--- Problem to solve ---
Take every line from the material that has the word "true" in it.

--- Data for processing ---
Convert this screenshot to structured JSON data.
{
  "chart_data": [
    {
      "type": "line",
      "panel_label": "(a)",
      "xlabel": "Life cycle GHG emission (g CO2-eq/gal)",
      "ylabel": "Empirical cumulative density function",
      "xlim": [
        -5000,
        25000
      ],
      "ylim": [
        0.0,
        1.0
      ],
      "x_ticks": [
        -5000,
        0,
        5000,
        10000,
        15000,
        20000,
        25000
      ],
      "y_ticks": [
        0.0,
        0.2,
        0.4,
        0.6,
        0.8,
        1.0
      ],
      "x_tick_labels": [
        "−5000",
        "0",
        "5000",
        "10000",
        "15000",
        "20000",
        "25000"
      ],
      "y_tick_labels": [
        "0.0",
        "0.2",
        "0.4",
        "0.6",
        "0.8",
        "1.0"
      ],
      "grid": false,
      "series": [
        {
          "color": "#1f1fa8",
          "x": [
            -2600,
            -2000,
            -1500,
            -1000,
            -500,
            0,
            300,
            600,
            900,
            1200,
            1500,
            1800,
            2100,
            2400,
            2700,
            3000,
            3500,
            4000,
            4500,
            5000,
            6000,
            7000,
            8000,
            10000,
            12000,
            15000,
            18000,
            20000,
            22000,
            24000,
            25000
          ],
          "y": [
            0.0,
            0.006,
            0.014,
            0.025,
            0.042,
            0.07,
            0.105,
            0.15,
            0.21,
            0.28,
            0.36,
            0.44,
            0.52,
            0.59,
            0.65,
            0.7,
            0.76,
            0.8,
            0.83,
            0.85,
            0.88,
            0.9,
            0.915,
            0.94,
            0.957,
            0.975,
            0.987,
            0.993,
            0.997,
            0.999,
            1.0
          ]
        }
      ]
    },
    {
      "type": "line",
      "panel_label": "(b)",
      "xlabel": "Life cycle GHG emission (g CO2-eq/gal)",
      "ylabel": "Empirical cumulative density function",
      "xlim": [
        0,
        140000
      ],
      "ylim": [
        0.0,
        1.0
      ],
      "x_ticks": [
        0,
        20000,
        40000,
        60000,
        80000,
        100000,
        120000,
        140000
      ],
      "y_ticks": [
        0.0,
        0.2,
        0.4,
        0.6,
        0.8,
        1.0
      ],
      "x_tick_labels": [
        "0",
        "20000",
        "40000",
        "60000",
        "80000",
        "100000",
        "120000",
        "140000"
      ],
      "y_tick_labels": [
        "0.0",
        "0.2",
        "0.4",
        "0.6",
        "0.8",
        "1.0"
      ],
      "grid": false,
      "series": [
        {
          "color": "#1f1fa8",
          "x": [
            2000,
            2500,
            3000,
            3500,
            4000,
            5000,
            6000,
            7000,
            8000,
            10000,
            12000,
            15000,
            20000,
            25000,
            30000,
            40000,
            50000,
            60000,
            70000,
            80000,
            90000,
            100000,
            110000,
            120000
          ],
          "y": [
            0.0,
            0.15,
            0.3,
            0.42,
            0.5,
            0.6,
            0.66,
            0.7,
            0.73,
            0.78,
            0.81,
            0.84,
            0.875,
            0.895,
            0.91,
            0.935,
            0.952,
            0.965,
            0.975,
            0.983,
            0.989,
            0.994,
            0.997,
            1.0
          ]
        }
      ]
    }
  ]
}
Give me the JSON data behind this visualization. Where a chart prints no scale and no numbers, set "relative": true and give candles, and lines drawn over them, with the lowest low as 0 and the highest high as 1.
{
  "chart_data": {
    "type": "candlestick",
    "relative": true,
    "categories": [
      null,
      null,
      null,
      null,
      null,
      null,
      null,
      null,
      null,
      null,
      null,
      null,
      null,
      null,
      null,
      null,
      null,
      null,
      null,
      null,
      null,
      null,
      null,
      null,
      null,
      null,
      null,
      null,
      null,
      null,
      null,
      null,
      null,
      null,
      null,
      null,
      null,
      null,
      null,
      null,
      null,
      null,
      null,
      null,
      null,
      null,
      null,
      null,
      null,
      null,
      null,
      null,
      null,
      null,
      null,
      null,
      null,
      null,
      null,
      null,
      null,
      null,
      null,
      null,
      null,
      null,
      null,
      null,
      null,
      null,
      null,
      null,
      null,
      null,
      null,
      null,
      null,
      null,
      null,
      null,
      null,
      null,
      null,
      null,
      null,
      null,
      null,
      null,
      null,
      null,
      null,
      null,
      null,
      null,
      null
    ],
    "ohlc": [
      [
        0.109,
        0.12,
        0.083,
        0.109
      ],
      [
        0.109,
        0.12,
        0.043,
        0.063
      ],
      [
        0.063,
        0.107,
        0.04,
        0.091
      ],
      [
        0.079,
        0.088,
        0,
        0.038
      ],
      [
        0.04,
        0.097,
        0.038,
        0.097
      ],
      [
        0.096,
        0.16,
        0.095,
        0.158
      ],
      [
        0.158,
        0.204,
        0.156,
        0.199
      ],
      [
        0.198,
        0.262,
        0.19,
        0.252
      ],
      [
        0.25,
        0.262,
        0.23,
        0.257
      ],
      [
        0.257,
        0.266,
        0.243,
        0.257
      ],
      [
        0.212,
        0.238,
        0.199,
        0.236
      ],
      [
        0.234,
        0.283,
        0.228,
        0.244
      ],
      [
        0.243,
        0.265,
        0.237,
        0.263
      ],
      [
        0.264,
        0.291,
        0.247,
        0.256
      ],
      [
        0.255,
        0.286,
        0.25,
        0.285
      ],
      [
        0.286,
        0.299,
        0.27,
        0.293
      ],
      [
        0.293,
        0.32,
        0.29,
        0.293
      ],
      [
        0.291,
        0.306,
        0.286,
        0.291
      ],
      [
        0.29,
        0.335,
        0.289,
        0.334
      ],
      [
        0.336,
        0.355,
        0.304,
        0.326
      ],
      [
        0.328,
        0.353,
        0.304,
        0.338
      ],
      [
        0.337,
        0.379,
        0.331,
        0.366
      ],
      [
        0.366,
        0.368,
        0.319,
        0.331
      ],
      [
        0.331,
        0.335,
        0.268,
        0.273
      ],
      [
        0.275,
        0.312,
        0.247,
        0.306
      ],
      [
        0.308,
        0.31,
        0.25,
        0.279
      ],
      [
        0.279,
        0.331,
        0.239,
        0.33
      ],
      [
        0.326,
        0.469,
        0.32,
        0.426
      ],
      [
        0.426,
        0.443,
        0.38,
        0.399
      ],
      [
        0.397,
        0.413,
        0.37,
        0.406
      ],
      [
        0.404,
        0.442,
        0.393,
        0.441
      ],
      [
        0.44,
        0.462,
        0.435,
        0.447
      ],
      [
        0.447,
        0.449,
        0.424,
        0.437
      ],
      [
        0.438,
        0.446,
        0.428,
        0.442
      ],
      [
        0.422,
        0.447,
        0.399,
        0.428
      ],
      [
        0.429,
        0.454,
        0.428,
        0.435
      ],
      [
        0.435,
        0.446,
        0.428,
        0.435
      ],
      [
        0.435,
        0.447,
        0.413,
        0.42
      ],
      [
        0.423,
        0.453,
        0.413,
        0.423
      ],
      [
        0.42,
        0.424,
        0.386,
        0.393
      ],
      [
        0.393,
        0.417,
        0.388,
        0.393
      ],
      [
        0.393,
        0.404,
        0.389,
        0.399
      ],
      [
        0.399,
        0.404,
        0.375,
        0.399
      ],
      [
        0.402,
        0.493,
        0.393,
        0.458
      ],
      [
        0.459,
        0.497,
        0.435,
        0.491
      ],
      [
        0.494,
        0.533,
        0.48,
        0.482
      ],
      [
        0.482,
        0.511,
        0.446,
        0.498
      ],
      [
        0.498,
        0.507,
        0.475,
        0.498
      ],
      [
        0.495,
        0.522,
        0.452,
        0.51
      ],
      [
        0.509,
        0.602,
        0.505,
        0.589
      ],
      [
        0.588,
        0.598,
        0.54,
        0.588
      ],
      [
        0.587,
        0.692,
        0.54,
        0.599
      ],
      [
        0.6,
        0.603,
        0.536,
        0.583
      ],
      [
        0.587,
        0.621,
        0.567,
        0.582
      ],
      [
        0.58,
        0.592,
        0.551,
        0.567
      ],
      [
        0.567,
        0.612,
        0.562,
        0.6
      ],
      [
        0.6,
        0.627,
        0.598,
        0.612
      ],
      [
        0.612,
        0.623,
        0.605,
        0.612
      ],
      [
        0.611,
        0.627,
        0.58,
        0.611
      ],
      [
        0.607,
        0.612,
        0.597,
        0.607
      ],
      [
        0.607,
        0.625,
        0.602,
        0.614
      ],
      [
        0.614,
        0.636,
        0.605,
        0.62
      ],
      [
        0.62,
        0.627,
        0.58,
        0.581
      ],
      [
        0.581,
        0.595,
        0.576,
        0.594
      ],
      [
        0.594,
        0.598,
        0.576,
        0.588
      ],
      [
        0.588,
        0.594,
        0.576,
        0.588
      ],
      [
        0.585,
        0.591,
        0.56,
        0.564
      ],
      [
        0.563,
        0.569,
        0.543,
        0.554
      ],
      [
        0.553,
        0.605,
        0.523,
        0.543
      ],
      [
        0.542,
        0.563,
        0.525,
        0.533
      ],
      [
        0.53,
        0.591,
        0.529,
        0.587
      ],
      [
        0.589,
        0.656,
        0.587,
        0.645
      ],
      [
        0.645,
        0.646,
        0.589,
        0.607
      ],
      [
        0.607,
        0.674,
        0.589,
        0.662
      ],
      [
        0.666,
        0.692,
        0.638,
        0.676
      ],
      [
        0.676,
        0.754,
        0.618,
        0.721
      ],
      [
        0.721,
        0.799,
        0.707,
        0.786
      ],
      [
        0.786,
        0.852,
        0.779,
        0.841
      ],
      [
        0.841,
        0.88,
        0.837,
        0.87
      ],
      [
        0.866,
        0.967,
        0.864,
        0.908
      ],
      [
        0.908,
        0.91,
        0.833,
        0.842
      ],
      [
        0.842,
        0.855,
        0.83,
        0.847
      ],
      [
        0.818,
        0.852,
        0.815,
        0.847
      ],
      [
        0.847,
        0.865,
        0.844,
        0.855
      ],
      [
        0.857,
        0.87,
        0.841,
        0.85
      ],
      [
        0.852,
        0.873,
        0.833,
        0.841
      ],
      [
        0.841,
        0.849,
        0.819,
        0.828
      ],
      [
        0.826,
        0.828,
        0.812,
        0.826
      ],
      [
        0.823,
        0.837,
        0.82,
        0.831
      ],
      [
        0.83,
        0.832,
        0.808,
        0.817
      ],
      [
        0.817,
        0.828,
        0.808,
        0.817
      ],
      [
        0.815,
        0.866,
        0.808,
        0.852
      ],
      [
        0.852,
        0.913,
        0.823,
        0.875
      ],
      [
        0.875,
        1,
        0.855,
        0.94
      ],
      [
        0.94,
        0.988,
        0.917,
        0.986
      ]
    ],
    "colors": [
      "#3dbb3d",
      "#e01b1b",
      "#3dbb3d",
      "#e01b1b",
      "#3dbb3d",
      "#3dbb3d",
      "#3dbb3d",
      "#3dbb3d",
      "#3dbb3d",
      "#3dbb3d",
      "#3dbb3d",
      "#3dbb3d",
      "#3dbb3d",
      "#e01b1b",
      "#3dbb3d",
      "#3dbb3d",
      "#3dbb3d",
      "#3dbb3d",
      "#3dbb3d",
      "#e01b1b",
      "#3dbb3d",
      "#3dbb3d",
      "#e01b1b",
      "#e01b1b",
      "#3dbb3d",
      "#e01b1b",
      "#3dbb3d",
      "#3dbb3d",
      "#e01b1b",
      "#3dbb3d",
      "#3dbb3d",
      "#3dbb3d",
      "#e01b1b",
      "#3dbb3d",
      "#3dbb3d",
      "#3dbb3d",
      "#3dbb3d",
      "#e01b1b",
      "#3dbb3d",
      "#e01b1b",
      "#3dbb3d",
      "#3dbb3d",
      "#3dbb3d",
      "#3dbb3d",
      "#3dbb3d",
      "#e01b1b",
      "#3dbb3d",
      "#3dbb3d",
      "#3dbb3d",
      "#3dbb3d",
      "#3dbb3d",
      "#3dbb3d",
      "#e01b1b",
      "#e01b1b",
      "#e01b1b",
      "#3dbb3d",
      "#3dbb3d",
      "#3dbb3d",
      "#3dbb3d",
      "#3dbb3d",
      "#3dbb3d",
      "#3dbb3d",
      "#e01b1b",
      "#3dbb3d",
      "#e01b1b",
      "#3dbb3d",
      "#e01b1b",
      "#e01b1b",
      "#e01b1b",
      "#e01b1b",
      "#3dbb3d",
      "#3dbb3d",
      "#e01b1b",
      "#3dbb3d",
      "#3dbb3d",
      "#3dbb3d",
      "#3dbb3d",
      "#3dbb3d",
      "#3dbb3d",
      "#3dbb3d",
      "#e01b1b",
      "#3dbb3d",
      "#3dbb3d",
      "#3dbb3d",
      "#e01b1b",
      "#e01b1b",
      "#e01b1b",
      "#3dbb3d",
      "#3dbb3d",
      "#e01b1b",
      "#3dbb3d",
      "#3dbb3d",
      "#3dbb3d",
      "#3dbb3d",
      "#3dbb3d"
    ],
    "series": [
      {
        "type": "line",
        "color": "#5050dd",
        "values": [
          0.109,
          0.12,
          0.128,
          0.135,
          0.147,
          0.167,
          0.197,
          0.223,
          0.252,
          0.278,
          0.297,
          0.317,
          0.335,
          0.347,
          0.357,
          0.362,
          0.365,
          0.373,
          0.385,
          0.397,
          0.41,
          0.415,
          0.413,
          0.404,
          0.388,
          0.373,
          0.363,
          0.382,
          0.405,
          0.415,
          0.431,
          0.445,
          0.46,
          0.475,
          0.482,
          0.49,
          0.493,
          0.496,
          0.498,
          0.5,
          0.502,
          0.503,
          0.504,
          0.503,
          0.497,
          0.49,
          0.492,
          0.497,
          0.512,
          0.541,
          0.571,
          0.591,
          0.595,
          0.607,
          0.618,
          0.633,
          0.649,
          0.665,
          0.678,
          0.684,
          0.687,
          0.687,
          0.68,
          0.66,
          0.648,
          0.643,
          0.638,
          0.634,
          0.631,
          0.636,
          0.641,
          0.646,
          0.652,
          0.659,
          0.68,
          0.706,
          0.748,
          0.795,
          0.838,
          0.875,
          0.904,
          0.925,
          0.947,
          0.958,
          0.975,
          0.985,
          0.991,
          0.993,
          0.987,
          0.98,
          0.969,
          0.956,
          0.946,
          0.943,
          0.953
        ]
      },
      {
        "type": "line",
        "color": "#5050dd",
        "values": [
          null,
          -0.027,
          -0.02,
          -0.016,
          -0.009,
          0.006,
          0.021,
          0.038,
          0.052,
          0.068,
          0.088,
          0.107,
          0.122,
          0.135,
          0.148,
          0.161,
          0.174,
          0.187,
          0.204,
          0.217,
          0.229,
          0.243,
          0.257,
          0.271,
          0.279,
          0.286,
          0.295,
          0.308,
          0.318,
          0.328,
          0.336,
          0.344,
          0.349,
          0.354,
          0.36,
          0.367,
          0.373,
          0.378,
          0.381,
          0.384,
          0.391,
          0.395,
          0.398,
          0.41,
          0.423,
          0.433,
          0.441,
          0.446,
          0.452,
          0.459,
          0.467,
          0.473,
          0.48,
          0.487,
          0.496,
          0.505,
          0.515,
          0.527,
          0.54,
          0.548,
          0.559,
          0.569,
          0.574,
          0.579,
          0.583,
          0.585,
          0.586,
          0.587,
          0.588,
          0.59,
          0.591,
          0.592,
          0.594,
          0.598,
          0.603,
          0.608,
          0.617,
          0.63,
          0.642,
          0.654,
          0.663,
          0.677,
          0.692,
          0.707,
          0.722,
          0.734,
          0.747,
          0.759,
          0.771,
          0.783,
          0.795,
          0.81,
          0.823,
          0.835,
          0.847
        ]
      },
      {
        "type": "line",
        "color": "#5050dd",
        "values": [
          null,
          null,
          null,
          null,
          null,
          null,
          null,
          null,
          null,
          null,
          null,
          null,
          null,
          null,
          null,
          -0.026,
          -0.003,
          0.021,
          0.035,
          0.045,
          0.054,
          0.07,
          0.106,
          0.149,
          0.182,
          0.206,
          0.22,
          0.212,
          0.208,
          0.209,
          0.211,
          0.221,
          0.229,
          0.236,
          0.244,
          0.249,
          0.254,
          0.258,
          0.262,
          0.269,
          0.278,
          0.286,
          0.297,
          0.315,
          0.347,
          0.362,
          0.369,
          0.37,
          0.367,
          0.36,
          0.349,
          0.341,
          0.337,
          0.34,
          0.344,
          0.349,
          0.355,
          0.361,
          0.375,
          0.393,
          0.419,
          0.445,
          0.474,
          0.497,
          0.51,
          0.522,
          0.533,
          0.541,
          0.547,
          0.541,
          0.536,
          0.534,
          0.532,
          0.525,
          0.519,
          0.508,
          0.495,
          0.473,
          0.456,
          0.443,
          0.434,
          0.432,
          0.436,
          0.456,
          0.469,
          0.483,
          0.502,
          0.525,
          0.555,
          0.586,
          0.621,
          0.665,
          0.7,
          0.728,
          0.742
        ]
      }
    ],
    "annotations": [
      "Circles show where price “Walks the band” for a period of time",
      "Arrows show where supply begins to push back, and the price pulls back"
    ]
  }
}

--- Solved exercise ---
Give me the JSON data behind this visualization. Where a chart prints no scale and no numbers, set "relative": true and give candles, and lines drawn over them, with the lowest low as 0 and the highest high as 1.
    "relative": true,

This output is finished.